The problem — Reproduce all of the data exactly.

+ + + +

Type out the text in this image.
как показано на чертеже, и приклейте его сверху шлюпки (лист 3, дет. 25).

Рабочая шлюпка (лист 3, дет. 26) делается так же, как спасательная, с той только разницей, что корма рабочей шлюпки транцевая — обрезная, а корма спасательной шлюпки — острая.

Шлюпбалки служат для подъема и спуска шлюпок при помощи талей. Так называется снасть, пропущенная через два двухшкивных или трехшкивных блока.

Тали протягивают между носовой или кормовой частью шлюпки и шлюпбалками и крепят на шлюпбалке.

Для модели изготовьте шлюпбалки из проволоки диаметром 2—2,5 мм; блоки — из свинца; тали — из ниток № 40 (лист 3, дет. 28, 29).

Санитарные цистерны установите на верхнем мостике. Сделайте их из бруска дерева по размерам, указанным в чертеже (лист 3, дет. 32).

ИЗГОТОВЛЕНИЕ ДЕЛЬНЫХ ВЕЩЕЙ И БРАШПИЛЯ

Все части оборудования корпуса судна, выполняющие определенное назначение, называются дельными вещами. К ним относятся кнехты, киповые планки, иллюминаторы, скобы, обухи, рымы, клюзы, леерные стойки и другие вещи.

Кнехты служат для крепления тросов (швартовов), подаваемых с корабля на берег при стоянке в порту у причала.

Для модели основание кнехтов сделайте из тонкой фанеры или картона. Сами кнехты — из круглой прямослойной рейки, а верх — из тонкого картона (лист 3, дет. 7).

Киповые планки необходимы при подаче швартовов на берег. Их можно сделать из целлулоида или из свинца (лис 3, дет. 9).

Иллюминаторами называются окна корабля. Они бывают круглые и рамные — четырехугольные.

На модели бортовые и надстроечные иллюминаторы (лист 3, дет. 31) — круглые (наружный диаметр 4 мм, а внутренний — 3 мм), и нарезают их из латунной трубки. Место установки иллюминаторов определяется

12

+ + + +

Task output —
Type out the text in this image.
как показано на чертеже, и приклейте его сверху шлюпки (лист 3, дет. 25).

Рабочая шлюпка (лист 3, дет. 26) делается так же, как спасательная, с той только разницей, что корма рабочей шлюпки транцевая — обрезная, а корма спасательной шлюпки — острая.

Шлюпбалки служат для подъема и спуска шлюпок при помощи талей. Так называется снасть, пропущенная через два двухшкивных или трехшкивных блока.

Тали протягивают между носовой или кормовой частью шлюпки и шлюпбалками и крепят на шлюпбалке.

Для модели изготовьте шлюпбалки из проволоки диаметром 2—2,5 мм; блоки — из свинца; тали — из ниток № 40 (лист 3, дет. 28, 29).

Санитарные цистерны установите на верхнем мостике. Сделайте их из бруска дерева по размерам, указанным в чертеже (лист 3, дет. 32).

ИЗГОТОВЛЕНИЕ ДЕЛЬНЫХ ВЕЩЕЙ И БРАШПИЛЯ

Все части оборудования корпуса судна, выполняющие определенное назначение, называются дельными вещами. К ним относятся кнехты, киповые планки, иллюминаторы, скобы, обухи, рымы, клюзы, леерные стойки и другие вещи.

Кнехты служат для крепления тросов (швартовов), подаваемых с корабля на берег при стоянке в порту у причала.

Для модели основание кнехтов сделайте из тонкой фанеры или картона. Сами кнехты — из круглой прямослойной рейки, а верх — из тонкого картона (лист 3, дет. 7).

Киповые планки необходимы при подаче швартовов на берег. Их можно сделать из целлулоида или из свинца (лис 3, дет. 9).

Иллюминаторами называются окна корабля. Они бывают круглые и рамные — четырехугольные.

На модели бортовые и надстроечные иллюминаторы (лист 3, дет. 31) — круглые (наружный диаметр 4 мм, а внутренний — 3 мм), и нарезают их из латунной трубки. Место установки иллюминаторов определяется

12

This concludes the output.